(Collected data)
§
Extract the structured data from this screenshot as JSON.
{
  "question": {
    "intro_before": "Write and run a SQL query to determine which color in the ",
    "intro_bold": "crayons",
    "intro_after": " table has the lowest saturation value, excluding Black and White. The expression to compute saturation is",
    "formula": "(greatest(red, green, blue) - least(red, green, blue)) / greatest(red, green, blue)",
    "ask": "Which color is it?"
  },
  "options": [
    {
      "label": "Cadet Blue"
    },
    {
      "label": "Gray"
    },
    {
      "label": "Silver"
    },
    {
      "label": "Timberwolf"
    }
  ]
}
§
**Directions for this task:** In the entries above, find lines with "color" and copy each.

**Exercise output:**
    "intro_before": "Write and run a SQL query to determine which color in the ",
    "ask": "Which color is it?"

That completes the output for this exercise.